▸ **TASK GOAL**:
From the entries below, extract every line that includes the word "avec".

▸ **EXCERPTED DATA**:
□ □ □ □

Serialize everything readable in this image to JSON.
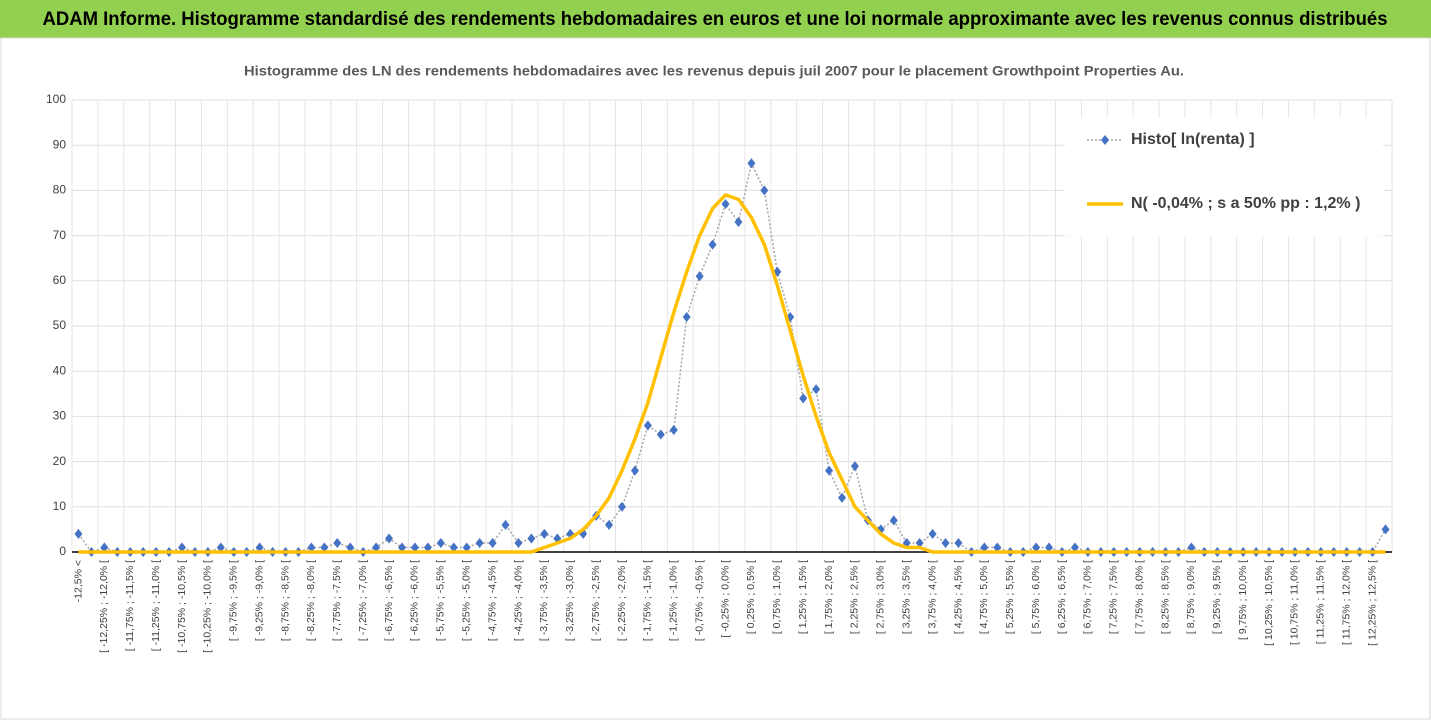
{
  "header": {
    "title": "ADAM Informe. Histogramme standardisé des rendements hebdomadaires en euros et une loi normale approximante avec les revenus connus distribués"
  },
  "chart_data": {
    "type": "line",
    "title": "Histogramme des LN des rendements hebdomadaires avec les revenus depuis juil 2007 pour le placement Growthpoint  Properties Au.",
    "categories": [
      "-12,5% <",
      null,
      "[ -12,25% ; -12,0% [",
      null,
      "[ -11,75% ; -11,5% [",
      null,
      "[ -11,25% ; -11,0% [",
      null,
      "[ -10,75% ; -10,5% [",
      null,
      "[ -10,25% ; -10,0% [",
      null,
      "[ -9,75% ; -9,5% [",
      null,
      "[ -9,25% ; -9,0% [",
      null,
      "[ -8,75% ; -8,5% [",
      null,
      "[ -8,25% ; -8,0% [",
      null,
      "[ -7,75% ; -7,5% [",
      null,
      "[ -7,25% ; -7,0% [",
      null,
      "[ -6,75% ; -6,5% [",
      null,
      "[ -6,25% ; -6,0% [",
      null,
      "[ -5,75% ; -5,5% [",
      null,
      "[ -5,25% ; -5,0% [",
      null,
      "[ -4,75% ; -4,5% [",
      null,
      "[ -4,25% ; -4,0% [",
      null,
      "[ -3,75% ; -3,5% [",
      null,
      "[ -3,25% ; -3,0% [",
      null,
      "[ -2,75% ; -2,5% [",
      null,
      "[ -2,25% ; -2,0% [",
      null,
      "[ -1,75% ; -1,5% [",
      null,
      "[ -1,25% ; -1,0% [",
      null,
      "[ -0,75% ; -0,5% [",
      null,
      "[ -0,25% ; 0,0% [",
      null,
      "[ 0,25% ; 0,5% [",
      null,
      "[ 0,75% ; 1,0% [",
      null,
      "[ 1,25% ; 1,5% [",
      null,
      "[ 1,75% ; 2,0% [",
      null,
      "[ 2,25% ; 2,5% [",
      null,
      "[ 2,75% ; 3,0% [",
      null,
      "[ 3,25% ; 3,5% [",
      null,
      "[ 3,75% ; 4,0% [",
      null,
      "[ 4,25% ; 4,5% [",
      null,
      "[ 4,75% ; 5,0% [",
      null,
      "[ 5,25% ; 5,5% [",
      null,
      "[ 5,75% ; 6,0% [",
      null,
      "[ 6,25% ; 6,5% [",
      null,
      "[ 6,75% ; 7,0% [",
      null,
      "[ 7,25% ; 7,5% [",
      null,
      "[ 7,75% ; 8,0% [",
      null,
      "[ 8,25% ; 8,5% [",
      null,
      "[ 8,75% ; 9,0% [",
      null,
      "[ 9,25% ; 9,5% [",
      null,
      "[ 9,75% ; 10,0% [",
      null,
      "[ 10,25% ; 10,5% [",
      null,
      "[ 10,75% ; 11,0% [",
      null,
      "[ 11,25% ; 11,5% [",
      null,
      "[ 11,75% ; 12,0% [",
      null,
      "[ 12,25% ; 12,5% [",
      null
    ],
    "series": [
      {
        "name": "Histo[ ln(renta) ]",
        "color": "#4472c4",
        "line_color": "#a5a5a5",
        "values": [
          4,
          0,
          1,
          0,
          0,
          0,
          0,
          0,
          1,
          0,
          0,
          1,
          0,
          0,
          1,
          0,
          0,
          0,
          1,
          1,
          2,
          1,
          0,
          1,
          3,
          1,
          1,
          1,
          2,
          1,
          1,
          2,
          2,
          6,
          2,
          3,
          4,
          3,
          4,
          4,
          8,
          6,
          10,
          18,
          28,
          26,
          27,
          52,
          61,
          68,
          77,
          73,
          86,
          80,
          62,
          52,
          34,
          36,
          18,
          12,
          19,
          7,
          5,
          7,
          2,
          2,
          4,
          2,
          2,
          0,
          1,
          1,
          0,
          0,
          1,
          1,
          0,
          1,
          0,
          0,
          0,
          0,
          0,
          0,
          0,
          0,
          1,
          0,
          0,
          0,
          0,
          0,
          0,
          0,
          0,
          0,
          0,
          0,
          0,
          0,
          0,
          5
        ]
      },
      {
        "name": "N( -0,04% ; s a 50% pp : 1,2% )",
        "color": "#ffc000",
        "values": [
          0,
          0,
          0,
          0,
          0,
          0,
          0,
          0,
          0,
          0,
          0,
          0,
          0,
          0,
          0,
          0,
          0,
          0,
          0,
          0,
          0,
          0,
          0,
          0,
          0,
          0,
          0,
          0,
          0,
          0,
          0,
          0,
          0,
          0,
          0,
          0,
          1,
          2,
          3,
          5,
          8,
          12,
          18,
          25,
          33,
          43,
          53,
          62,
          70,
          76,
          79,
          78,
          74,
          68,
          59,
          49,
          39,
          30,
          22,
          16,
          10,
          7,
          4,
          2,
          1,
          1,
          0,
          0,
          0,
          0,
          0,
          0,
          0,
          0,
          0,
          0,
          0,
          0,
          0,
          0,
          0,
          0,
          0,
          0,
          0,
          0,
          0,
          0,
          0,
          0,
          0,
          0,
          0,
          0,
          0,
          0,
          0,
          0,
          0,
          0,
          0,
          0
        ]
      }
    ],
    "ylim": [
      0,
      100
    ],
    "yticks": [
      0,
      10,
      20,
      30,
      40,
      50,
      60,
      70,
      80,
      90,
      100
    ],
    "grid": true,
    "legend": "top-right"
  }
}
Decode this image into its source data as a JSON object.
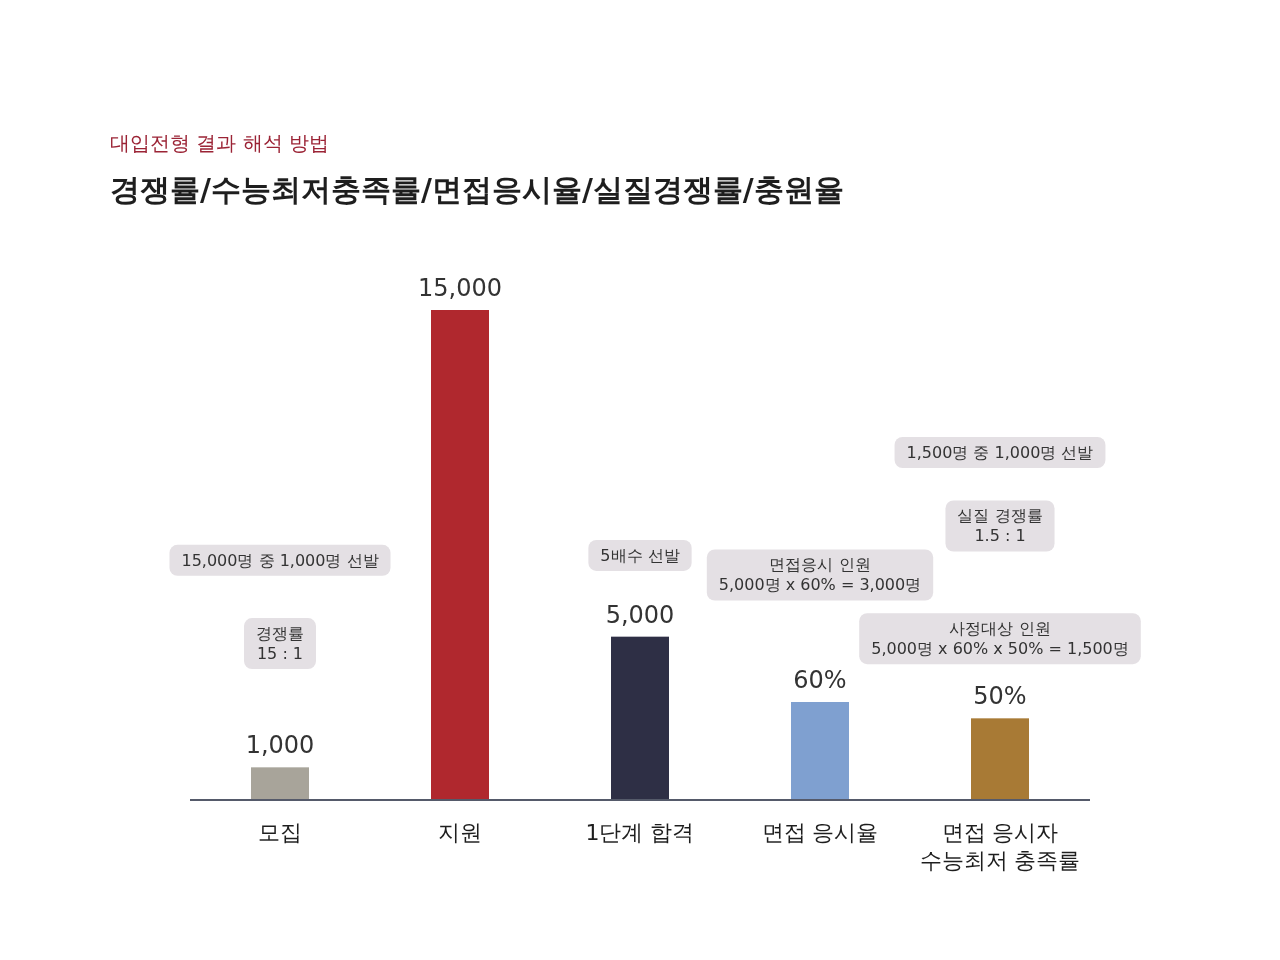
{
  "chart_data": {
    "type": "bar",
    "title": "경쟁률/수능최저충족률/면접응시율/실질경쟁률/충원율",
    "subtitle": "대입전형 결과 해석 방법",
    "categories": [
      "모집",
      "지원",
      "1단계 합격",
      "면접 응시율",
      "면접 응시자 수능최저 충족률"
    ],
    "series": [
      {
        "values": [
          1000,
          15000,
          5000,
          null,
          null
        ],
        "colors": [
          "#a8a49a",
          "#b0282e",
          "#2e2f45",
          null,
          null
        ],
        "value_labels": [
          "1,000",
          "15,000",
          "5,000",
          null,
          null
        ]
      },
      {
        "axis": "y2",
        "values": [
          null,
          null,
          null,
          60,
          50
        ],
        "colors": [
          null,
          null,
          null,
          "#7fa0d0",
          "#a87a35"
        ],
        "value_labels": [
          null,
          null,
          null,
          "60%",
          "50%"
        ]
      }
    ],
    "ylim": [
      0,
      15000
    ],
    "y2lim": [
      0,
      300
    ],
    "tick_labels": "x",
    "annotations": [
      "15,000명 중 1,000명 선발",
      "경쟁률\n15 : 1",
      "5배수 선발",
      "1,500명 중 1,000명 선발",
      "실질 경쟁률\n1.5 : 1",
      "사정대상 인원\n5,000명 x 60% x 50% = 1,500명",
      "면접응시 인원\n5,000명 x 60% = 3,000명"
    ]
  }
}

□ □ □ □

▸ **EXPECTED OUTPUT**:
    "title": "ADAM Informe. Histogramme standardisé des rendements hebdomadaires en euros et une loi normale approximante avec les revenus connus distribués"
    "title": "Histogramme des LN des rendements hebdomadaires avec les revenus depuis juil 2007 pour le placement Growthpoint  Properties Au.",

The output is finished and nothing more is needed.